- _Problem to work on_: Return every line below in which "color" appears.

Records from a collection of figures:
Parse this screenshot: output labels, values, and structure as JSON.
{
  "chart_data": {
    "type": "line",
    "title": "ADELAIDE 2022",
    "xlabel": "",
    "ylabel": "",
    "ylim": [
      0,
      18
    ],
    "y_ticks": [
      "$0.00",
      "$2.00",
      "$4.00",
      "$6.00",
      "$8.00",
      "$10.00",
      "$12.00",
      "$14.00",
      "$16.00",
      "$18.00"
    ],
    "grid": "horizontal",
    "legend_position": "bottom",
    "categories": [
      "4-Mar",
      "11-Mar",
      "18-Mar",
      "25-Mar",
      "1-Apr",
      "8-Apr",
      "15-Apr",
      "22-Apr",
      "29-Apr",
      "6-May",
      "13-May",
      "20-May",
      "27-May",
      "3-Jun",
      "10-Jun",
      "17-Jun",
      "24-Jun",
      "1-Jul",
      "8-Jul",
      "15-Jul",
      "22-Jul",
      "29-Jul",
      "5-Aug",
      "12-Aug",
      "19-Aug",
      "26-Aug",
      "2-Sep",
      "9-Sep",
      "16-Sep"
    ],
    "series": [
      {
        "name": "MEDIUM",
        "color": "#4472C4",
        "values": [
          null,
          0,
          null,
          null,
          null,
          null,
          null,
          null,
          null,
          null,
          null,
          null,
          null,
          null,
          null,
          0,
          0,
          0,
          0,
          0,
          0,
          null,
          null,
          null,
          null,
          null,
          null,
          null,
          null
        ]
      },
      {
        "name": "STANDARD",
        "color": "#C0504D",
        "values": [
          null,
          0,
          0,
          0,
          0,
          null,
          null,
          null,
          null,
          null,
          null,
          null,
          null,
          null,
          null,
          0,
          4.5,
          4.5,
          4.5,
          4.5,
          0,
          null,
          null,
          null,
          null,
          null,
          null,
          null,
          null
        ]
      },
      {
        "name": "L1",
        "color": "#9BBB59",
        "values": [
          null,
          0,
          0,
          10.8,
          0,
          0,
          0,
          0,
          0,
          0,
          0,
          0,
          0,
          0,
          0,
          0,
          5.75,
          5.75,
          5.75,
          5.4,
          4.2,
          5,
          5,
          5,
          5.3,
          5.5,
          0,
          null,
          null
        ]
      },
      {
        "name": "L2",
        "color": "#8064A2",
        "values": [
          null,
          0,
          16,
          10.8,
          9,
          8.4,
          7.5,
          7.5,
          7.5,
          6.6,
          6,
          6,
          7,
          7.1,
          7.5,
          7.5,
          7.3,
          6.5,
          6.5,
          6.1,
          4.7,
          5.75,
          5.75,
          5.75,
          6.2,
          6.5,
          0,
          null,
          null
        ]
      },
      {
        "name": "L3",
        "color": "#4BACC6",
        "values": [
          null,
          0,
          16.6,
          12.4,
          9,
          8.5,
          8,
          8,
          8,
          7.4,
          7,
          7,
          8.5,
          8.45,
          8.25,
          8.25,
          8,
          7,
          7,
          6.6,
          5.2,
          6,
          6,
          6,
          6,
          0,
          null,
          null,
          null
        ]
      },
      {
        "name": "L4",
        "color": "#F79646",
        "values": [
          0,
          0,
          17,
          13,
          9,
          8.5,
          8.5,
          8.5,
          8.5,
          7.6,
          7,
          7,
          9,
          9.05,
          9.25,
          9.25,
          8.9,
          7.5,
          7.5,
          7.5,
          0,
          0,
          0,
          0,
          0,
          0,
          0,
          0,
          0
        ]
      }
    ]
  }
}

- _Correct result_:
        "color": "#4472C4",
        "color": "#C0504D",
        "color": "#9BBB59",
        "color": "#8064A2",
        "color": "#4BACC6",
        "color": "#F79646",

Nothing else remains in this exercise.